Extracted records
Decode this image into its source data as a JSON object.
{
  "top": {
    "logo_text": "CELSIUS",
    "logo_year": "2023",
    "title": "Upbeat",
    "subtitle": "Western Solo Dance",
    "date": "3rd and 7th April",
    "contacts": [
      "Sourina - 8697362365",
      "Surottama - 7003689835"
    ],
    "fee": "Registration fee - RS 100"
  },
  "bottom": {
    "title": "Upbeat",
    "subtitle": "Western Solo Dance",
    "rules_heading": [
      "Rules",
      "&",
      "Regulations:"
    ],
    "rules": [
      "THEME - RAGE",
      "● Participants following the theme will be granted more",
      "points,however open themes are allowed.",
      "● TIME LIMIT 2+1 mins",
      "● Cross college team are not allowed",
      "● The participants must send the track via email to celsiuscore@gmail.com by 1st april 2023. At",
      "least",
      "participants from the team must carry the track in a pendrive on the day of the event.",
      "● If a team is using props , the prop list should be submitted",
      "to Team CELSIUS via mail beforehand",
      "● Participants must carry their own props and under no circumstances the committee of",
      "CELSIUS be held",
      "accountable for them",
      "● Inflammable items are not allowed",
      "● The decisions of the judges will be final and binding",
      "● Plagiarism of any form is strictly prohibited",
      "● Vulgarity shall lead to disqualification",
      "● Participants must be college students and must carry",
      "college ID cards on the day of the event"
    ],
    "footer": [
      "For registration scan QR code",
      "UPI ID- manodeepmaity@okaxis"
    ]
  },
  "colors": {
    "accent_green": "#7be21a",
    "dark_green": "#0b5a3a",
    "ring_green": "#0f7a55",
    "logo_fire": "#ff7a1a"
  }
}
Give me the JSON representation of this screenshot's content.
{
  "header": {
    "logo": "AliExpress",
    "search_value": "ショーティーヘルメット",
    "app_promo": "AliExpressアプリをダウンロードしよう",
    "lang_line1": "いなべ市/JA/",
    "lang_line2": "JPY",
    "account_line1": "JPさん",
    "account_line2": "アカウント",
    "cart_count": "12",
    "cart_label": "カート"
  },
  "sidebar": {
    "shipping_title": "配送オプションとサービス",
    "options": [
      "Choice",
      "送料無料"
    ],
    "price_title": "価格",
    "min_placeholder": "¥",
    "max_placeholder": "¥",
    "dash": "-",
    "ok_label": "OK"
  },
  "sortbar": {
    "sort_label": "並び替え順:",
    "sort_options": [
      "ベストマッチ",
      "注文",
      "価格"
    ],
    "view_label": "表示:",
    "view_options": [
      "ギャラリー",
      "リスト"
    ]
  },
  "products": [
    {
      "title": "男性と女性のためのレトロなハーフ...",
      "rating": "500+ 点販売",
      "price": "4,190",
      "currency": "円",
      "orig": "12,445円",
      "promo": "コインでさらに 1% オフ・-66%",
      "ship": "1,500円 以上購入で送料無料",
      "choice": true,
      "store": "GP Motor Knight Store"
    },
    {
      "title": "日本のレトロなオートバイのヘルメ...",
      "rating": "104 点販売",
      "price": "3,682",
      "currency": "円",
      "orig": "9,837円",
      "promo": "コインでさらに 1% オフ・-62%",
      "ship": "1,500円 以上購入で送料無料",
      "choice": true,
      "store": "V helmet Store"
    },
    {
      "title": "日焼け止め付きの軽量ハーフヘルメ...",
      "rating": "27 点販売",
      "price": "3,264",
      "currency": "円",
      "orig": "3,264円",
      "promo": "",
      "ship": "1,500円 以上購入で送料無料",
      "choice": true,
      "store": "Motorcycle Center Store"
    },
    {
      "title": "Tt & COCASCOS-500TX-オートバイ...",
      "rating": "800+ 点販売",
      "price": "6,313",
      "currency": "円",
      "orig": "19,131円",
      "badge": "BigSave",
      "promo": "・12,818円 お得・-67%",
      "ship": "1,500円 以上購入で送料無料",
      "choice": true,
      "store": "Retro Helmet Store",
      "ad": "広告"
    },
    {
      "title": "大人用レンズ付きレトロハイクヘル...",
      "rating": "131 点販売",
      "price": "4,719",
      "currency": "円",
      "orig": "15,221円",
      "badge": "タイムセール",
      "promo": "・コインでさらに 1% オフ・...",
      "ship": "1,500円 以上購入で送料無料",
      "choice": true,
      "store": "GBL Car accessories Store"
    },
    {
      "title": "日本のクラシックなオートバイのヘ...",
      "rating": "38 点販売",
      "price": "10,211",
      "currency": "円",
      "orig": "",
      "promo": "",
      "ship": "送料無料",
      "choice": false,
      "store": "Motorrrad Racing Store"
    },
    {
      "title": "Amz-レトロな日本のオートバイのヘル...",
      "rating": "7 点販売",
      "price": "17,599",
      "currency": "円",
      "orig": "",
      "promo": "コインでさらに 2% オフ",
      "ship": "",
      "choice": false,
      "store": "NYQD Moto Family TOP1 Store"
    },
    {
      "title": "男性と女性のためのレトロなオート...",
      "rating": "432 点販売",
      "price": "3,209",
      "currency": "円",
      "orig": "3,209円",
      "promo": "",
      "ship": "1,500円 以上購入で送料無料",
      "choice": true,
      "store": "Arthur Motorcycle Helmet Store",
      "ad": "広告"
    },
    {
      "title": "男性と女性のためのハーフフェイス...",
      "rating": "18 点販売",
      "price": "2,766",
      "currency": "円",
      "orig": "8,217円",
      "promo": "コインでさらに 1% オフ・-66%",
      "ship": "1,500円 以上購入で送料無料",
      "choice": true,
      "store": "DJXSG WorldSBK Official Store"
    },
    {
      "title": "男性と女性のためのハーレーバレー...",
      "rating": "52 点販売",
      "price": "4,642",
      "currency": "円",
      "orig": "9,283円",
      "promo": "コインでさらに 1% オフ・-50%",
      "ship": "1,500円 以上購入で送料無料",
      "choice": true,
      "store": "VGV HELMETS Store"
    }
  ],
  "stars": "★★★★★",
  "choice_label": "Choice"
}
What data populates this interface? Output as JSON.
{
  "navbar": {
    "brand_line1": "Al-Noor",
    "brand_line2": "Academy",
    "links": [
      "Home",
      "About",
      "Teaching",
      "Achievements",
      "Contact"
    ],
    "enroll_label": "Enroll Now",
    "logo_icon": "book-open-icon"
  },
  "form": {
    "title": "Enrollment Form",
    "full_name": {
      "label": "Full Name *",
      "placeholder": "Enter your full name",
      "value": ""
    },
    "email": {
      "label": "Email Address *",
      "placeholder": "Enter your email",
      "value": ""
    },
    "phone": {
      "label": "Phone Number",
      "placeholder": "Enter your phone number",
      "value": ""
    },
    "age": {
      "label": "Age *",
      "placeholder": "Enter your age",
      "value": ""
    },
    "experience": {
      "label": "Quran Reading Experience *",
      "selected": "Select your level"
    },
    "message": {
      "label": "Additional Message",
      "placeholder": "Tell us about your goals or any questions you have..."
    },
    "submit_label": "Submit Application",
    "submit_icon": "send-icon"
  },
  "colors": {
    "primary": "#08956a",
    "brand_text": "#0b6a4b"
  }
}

> _Written request_: Every entry in the listing must be retyped exactly.

> _Reply_:
Decode this image into its source data as a JSON object.
{
  "top": {
    "logo_text": "CELSIUS",
    "logo_year": "2023",
    "title": "Upbeat",
    "subtitle": "Western Solo Dance",
    "date": "3rd and 7th April",
    "contacts": [
      "Sourina - 8697362365",
      "Surottama - 7003689835"
    ],
    "fee": "Registration fee - RS 100"
  },
  "bottom": {
    "title": "Upbeat",
    "subtitle": "Western Solo Dance",
    "rules_heading": [
      "Rules",
      "&",
      "Regulations:"
    ],
    "rules": [
      "THEME - RAGE",
      "● Participants following the theme will be granted more",
      "points,however open themes are allowed.",
      "● TIME LIMIT 2+1 mins",
      "● Cross college team are not allowed",
      "● The participants must send the track via email to celsiuscore@gmail.com by 1st april 2023. At",
      "least",
      "participants from the team must carry the track in a pendrive on the day of the event.",
      "● If a team is using props , the prop list should be submitted",
      "to Team CELSIUS via mail beforehand",
      "● Participants must carry their own props and under no circumstances the committee of",
      "CELSIUS be held",
      "accountable for them",
      "● Inflammable items are not allowed",
      "● The decisions of the judges will be final and binding",
      "● Plagiarism of any form is strictly prohibited",
      "● Vulgarity shall lead to disqualification",
      "● Participants must be college students and must carry",
      "college ID cards on the day of the event"
    ],
    "footer": [
      "For registration scan QR code",
      "UPI ID- manodeepmaity@okaxis"
    ]
  },
  "colors": {
    "accent_green": "#7be21a",
    "dark_green": "#0b5a3a",
    "ring_green": "#0f7a55",
    "logo_fire": "#ff7a1a"
  }
}
Give me the JSON representation of this screenshot's content.
{
  "header": {
    "logo": "AliExpress",
    "search_value": "ショーティーヘルメット",
    "app_promo": "AliExpressアプリをダウンロードしよう",
    "lang_line1": "いなべ市/JA/",
    "lang_line2": "JPY",
    "account_line1": "JPさん",
    "account_line2": "アカウント",
    "cart_count": "12",
    "cart_label": "カート"
  },
  "sidebar": {
    "shipping_title": "配送オプションとサービス",
    "options": [
      "Choice",
      "送料無料"
    ],
    "price_title": "価格",
    "min_placeholder": "¥",
    "max_placeholder": "¥",
    "dash": "-",
    "ok_label": "OK"
  },
  "sortbar": {
    "sort_label": "並び替え順:",
    "sort_options": [
      "ベストマッチ",
      "注文",
      "価格"
    ],
    "view_label": "表示:",
    "view_options": [
      "ギャラリー",
      "リスト"
    ]
  },
  "products": [
    {
      "title": "男性と女性のためのレトロなハーフ...",
      "rating": "500+ 点販売",
      "price": "4,190",
      "currency": "円",
      "orig": "12,445円",
      "promo": "コインでさらに 1% オフ・-66%",
      "ship": "1,500円 以上購入で送料無料",
      "choice": true,
      "store": "GP Motor Knight Store"
    },
    {
      "title": "日本のレトロなオートバイのヘルメ...",
      "rating": "104 点販売",
      "price": "3,682",
      "currency": "円",
      "orig": "9,837円",
      "promo": "コインでさらに 1% オフ・-62%",
      "ship": "1,500円 以上購入で送料無料",
      "choice": true,
      "store": "V helmet Store"
    },
    {
      "title": "日焼け止め付きの軽量ハーフヘルメ...",
      "rating": "27 点販売",
      "price": "3,264",
      "currency": "円",
      "orig": "3,264円",
      "promo": "",
      "ship": "1,500円 以上購入で送料無料",
      "choice": true,
      "store": "Motorcycle Center Store"
    },
    {
      "title": "Tt & COCASCOS-500TX-オートバイ...",
      "rating": "800+ 点販売",
      "price": "6,313",
      "currency": "円",
      "orig": "19,131円",
      "badge": "BigSave",
      "promo": "・12,818円 お得・-67%",
      "ship": "1,500円 以上購入で送料無料",
      "choice": true,
      "store": "Retro Helmet Store",
      "ad": "広告"
    },
    {
      "title": "大人用レンズ付きレトロハイクヘル...",
      "rating": "131 点販売",
      "price": "4,719",
      "currency": "円",
      "orig": "15,221円",
      "badge": "タイムセール",
      "promo": "・コインでさらに 1% オフ・...",
      "ship": "1,500円 以上購入で送料無料",
      "choice": true,
      "store": "GBL Car accessories Store"
    },
    {
      "title": "日本のクラシックなオートバイのヘ...",
      "rating": "38 点販売",
      "price": "10,211",
      "currency": "円",
      "orig": "",
      "promo": "",
      "ship": "送料無料",
      "choice": false,
      "store": "Motorrrad Racing Store"
    },
    {
      "title": "Amz-レトロな日本のオートバイのヘル...",
      "rating": "7 点販売",
      "price": "17,599",
      "currency": "円",
      "orig": "",
      "promo": "コインでさらに 2% オフ",
      "ship": "",
      "choice": false,
      "store": "NYQD Moto Family TOP1 Store"
    },
    {
      "title": "男性と女性のためのレトロなオート...",
      "rating": "432 点販売",
      "price": "3,209",
      "currency": "円",
      "orig": "3,209円",
      "promo": "",
      "ship": "1,500円 以上購入で送料無料",
      "choice": true,
      "store": "Arthur Motorcycle Helmet Store",
      "ad": "広告"
    },
    {
      "title": "男性と女性のためのハーフフェイス...",
      "rating": "18 点販売",
      "price": "2,766",
      "currency": "円",
      "orig": "8,217円",
      "promo": "コインでさらに 1% オフ・-66%",
      "ship": "1,500円 以上購入で送料無料",
      "choice": true,
      "store": "DJXSG WorldSBK Official Store"
    },
    {
      "title": "男性と女性のためのハーレーバレー...",
      "rating": "52 点販売",
      "price": "4,642",
      "currency": "円",
      "orig": "9,283円",
      "promo": "コインでさらに 1% オフ・-50%",
      "ship": "1,500円 以上購入で送料無料",
      "choice": true,
      "store": "VGV HELMETS Store"
    }
  ],
  "stars": "★★★★★",
  "choice_label": "Choice"
}
What data populates this interface? Output as JSON.
{
  "navbar": {
    "brand_line1": "Al-Noor",
    "brand_line2": "Academy",
    "links": [
      "Home",
      "About",
      "Teaching",
      "Achievements",
      "Contact"
    ],
    "enroll_label": "Enroll Now",
    "logo_icon": "book-open-icon"
  },
  "form": {
    "title": "Enrollment Form",
    "full_name": {
      "label": "Full Name *",
      "placeholder": "Enter your full name",
      "value": ""
    },
    "email": {
      "label": "Email Address *",
      "placeholder": "Enter your email",
      "value": ""
    },
    "phone": {
      "label": "Phone Number",
      "placeholder": "Enter your phone number",
      "value": ""
    },
    "age": {
      "label": "Age *",
      "placeholder": "Enter your age",
      "value": ""
    },
    "experience": {
      "label": "Quran Reading Experience *",
      "selected": "Select your level"
    },
    "message": {
      "label": "Additional Message",
      "placeholder": "Tell us about your goals or any questions you have..."
    },
    "submit_label": "Submit Application",
    "submit_icon": "send-icon"
  },
  "colors": {
    "primary": "#08956a",
    "brand_text": "#0b6a4b"
  }
}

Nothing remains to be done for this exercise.